Give the listing again in full, exactly as written.

++++++++++++++++++++

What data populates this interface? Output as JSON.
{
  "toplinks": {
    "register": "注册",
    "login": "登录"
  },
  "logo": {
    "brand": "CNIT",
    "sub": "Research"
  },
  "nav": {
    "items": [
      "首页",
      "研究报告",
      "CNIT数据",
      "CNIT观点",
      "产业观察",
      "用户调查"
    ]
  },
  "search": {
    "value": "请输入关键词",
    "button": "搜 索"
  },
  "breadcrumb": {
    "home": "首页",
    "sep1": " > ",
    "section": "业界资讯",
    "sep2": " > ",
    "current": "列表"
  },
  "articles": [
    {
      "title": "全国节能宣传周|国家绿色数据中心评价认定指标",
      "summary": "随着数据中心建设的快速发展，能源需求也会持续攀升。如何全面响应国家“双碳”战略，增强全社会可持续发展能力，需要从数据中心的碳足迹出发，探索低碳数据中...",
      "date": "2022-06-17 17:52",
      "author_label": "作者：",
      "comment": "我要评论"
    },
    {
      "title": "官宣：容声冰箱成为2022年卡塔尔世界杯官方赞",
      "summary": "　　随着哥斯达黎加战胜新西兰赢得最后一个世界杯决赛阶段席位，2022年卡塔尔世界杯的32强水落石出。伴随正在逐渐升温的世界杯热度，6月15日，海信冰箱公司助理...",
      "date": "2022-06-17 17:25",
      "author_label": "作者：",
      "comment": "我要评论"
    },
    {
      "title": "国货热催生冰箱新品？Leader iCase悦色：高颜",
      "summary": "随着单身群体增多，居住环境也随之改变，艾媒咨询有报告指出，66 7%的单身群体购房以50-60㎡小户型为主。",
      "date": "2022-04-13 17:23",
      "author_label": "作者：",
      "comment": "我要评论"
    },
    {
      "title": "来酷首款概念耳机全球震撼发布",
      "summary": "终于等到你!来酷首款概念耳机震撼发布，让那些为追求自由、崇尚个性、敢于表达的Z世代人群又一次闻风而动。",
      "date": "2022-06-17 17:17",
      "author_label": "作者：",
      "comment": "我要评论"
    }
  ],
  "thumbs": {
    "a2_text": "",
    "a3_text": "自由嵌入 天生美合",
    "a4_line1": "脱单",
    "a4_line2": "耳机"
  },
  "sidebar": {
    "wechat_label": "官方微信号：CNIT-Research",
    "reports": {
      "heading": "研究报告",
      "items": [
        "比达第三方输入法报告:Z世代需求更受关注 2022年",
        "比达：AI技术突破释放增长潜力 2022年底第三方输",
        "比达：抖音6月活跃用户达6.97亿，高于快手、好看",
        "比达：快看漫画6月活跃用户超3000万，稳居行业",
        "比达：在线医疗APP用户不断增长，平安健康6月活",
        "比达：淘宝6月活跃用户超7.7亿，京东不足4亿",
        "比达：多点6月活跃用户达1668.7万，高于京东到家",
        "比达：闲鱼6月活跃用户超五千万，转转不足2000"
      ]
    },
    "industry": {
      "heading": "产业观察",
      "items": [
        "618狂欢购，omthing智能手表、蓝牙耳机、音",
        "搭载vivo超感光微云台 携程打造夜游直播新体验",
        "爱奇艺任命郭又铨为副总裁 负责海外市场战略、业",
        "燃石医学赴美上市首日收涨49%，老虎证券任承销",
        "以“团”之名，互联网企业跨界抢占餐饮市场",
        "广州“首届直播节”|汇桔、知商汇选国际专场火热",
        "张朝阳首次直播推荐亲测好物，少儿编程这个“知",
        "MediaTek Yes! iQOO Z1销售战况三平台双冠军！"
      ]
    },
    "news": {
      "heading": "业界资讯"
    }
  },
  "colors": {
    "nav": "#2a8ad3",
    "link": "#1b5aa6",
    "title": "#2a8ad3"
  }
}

++++++++++++++++++++

TASK OUTPUT >>
What data populates this interface? Output as JSON.
{
  "toplinks": {
    "register": "注册",
    "login": "登录"
  },
  "logo": {
    "brand": "CNIT",
    "sub": "Research"
  },
  "nav": {
    "items": [
      "首页",
      "研究报告",
      "CNIT数据",
      "CNIT观点",
      "产业观察",
      "用户调查"
    ]
  },
  "search": {
    "value": "请输入关键词",
    "button": "搜 索"
  },
  "breadcrumb": {
    "home": "首页",
    "sep1": " > ",
    "section": "业界资讯",
    "sep2": " > ",
    "current": "列表"
  },
  "articles": [
    {
      "title": "全国节能宣传周|国家绿色数据中心评价认定指标",
      "summary": "随着数据中心建设的快速发展，能源需求也会持续攀升。如何全面响应国家“双碳”战略，增强全社会可持续发展能力，需要从数据中心的碳足迹出发，探索低碳数据中...",
      "date": "2022-06-17 17:52",
      "author_label": "作者：",
      "comment": "我要评论"
    },
    {
      "title": "官宣：容声冰箱成为2022年卡塔尔世界杯官方赞",
      "summary": "　　随着哥斯达黎加战胜新西兰赢得最后一个世界杯决赛阶段席位，2022年卡塔尔世界杯的32强水落石出。伴随正在逐渐升温的世界杯热度，6月15日，海信冰箱公司助理...",
      "date": "2022-06-17 17:25",
      "author_label": "作者：",
      "comment": "我要评论"
    },
    {
      "title": "国货热催生冰箱新品？Leader iCase悦色：高颜",
      "summary": "随着单身群体增多，居住环境也随之改变，艾媒咨询有报告指出，66 7%的单身群体购房以50-60㎡小户型为主。",
      "date": "2022-04-13 17:23",
      "author_label": "作者：",
      "comment": "我要评论"
    },
    {
      "title": "来酷首款概念耳机全球震撼发布",
      "summary": "终于等到你!来酷首款概念耳机震撼发布，让那些为追求自由、崇尚个性、敢于表达的Z世代人群又一次闻风而动。",
      "date": "2022-06-17 17:17",
      "author_label": "作者：",
      "comment": "我要评论"
    }
  ],
  "thumbs": {
    "a2_text": "",
    "a3_text": "自由嵌入 天生美合",
    "a4_line1": "脱单",
    "a4_line2": "耳机"
  },
  "sidebar": {
    "wechat_label": "官方微信号：CNIT-Research",
    "reports": {
      "heading": "研究报告",
      "items": [
        "比达第三方输入法报告:Z世代需求更受关注 2022年",
        "比达：AI技术突破释放增长潜力 2022年底第三方输",
        "比达：抖音6月活跃用户达6.97亿，高于快手、好看",
        "比达：快看漫画6月活跃用户超3000万，稳居行业",
        "比达：在线医疗APP用户不断增长，平安健康6月活",
        "比达：淘宝6月活跃用户超7.7亿，京东不足4亿",
        "比达：多点6月活跃用户达1668.7万，高于京东到家",
        "比达：闲鱼6月活跃用户超五千万，转转不足2000"
      ]
    },
    "industry": {
      "heading": "产业观察",
      "items": [
        "618狂欢购，omthing智能手表、蓝牙耳机、音",
        "搭载vivo超感光微云台 携程打造夜游直播新体验",
        "爱奇艺任命郭又铨为副总裁 负责海外市场战略、业",
        "燃石医学赴美上市首日收涨49%，老虎证券任承销",
        "以“团”之名，互联网企业跨界抢占餐饮市场",
        "广州“首届直播节”|汇桔、知商汇选国际专场火热",
        "张朝阳首次直播推荐亲测好物，少儿编程这个“知",
        "MediaTek Yes! iQOO Z1销售战况三平台双冠军！"
      ]
    },
    "news": {
      "heading": "业界资讯"
    }
  },
  "colors": {
    "nav": "#2a8ad3",
    "link": "#1b5aa6",
    "title": "#2a8ad3"
  }
}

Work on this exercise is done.